Reproduce the data that follows in its entirety, character for character.

• [Extracted records]:
# # # # # # #

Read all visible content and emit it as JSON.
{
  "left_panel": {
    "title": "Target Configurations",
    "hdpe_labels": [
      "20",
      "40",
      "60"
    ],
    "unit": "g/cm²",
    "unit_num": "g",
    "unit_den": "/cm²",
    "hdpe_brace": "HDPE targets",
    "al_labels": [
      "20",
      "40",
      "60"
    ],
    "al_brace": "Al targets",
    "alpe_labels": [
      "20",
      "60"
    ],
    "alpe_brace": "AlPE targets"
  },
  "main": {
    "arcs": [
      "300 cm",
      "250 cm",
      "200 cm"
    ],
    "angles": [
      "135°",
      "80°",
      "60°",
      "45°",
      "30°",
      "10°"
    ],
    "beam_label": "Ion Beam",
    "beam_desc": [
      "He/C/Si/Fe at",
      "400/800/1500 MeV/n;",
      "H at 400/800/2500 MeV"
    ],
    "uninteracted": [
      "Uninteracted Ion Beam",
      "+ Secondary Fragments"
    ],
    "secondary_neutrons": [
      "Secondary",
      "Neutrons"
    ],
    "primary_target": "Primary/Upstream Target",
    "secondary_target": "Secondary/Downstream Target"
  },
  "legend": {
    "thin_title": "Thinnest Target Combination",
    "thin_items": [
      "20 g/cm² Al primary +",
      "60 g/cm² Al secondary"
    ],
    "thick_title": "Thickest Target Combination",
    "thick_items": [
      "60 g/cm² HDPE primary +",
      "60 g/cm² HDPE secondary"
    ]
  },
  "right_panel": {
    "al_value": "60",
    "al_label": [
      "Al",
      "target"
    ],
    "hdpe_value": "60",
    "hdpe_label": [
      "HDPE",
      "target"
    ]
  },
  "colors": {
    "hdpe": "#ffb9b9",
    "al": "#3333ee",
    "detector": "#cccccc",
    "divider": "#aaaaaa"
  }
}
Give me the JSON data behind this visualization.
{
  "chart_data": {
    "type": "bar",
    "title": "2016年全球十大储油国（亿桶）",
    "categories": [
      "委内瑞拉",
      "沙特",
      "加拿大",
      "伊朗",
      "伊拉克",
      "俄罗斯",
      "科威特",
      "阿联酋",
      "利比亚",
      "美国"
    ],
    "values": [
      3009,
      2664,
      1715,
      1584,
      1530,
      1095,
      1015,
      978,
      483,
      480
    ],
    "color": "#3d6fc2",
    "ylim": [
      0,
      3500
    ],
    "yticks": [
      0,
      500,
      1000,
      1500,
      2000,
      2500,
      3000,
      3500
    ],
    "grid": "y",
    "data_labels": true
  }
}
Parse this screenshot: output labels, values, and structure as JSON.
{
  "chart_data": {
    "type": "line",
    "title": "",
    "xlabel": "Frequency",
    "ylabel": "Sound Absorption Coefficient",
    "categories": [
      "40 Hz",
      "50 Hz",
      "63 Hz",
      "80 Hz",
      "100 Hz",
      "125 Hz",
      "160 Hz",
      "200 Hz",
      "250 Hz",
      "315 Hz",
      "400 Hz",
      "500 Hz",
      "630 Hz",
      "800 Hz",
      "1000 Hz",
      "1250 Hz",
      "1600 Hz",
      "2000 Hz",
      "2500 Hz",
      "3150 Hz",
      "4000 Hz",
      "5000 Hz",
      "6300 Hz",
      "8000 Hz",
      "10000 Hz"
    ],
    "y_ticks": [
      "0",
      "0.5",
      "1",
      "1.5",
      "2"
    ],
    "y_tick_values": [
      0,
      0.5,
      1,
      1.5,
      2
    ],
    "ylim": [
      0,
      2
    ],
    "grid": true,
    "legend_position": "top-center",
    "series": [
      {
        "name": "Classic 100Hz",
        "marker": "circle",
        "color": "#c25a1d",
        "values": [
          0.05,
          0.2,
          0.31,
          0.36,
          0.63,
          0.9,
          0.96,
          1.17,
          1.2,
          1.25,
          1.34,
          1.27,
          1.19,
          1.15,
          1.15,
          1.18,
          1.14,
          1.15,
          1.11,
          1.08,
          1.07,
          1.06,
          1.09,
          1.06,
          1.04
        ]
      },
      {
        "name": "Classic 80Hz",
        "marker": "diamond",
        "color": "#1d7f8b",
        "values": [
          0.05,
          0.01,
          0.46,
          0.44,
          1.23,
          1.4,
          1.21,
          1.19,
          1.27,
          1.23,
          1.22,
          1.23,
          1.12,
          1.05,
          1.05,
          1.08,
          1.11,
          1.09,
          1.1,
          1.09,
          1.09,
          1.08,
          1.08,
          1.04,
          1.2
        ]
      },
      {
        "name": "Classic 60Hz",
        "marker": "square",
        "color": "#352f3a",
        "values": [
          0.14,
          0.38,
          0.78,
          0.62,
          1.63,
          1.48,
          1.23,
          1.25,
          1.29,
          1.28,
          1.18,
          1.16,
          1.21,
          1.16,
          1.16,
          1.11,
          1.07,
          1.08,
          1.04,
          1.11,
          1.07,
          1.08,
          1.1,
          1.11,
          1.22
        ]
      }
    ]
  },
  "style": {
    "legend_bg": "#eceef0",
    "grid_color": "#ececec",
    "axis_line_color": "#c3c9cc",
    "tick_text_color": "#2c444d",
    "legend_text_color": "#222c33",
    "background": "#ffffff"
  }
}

# # # # # # #

• [Written answer]:
Read all visible content and emit it as JSON.
{
  "left_panel": {
    "title": "Target Configurations",
    "hdpe_labels": [
      "20",
      "40",
      "60"
    ],
    "unit": "g/cm²",
    "unit_num": "g",
    "unit_den": "/cm²",
    "hdpe_brace": "HDPE targets",
    "al_labels": [
      "20",
      "40",
      "60"
    ],
    "al_brace": "Al targets",
    "alpe_labels": [
      "20",
      "60"
    ],
    "alpe_brace": "AlPE targets"
  },
  "main": {
    "arcs": [
      "300 cm",
      "250 cm",
      "200 cm"
    ],
    "angles": [
      "135°",
      "80°",
      "60°",
      "45°",
      "30°",
      "10°"
    ],
    "beam_label": "Ion Beam",
    "beam_desc": [
      "He/C/Si/Fe at",
      "400/800/1500 MeV/n;",
      "H at 400/800/2500 MeV"
    ],
    "uninteracted": [
      "Uninteracted Ion Beam",
      "+ Secondary Fragments"
    ],
    "secondary_neutrons": [
      "Secondary",
      "Neutrons"
    ],
    "primary_target": "Primary/Upstream Target",
    "secondary_target": "Secondary/Downstream Target"
  },
  "legend": {
    "thin_title": "Thinnest Target Combination",
    "thin_items": [
      "20 g/cm² Al primary +",
      "60 g/cm² Al secondary"
    ],
    "thick_title": "Thickest Target Combination",
    "thick_items": [
      "60 g/cm² HDPE primary +",
      "60 g/cm² HDPE secondary"
    ]
  },
  "right_panel": {
    "al_value": "60",
    "al_label": [
      "Al",
      "target"
    ],
    "hdpe_value": "60",
    "hdpe_label": [
      "HDPE",
      "target"
    ]
  },
  "colors": {
    "hdpe": "#ffb9b9",
    "al": "#3333ee",
    "detector": "#cccccc",
    "divider": "#aaaaaa"
  }
}
Give me the JSON data behind this visualization.
{
  "chart_data": {
    "type": "bar",
    "title": "2016年全球十大储油国（亿桶）",
    "categories": [
      "委内瑞拉",
      "沙特",
      "加拿大",
      "伊朗",
      "伊拉克",
      "俄罗斯",
      "科威特",
      "阿联酋",
      "利比亚",
      "美国"
    ],
    "values": [
      3009,
      2664,
      1715,
      1584,
      1530,
      1095,
      1015,
      978,
      483,
      480
    ],
    "color": "#3d6fc2",
    "ylim": [
      0,
      3500
    ],
    "yticks": [
      0,
      500,
      1000,
      1500,
      2000,
      2500,
      3000,
      3500
    ],
    "grid": "y",
    "data_labels": true
  }
}
Parse this screenshot: output labels, values, and structure as JSON.
{
  "chart_data": {
    "type": "line",
    "title": "",
    "xlabel": "Frequency",
    "ylabel": "Sound Absorption Coefficient",
    "categories": [
      "40 Hz",
      "50 Hz",
      "63 Hz",
      "80 Hz",
      "100 Hz",
      "125 Hz",
      "160 Hz",
      "200 Hz",
      "250 Hz",
      "315 Hz",
      "400 Hz",
      "500 Hz",
      "630 Hz",
      "800 Hz",
      "1000 Hz",
      "1250 Hz",
      "1600 Hz",
      "2000 Hz",
      "2500 Hz",
      "3150 Hz",
      "4000 Hz",
      "5000 Hz",
      "6300 Hz",
      "8000 Hz",
      "10000 Hz"
    ],
    "y_ticks": [
      "0",
      "0.5",
      "1",
      "1.5",
      "2"
    ],
    "y_tick_values": [
      0,
      0.5,
      1,
      1.5,
      2
    ],
    "ylim": [
      0,
      2
    ],
    "grid": true,
    "legend_position": "top-center",
    "series": [
      {
        "name": "Classic 100Hz",
        "marker": "circle",
        "color": "#c25a1d",
        "values": [
          0.05,
          0.2,
          0.31,
          0.36,
          0.63,
          0.9,
          0.96,
          1.17,
          1.2,
          1.25,
          1.34,
          1.27,
          1.19,
          1.15,
          1.15,
          1.18,
          1.14,
          1.15,
          1.11,
          1.08,
          1.07,
          1.06,
          1.09,
          1.06,
          1.04
        ]
      },
      {
        "name": "Classic 80Hz",
        "marker": "diamond",
        "color": "#1d7f8b",
        "values": [
          0.05,
          0.01,
          0.46,
          0.44,
          1.23,
          1.4,
          1.21,
          1.19,
          1.27,
          1.23,
          1.22,
          1.23,
          1.12,
          1.05,
          1.05,
          1.08,
          1.11,
          1.09,
          1.1,
          1.09,
          1.09,
          1.08,
          1.08,
          1.04,
          1.2
        ]
      },
      {
        "name": "Classic 60Hz",
        "marker": "square",
        "color": "#352f3a",
        "values": [
          0.14,
          0.38,
          0.78,
          0.62,
          1.63,
          1.48,
          1.23,
          1.25,
          1.29,
          1.28,
          1.18,
          1.16,
          1.21,
          1.16,
          1.16,
          1.11,
          1.07,
          1.08,
          1.04,
          1.11,
          1.07,
          1.08,
          1.1,
          1.11,
          1.22
        ]
      }
    ]
  },
  "style": {
    "legend_bg": "#eceef0",
    "grid_color": "#ececec",
    "axis_line_color": "#c3c9cc",
    "tick_text_color": "#2c444d",
    "legend_text_color": "#222c33",
    "background": "#ffffff"
  }
}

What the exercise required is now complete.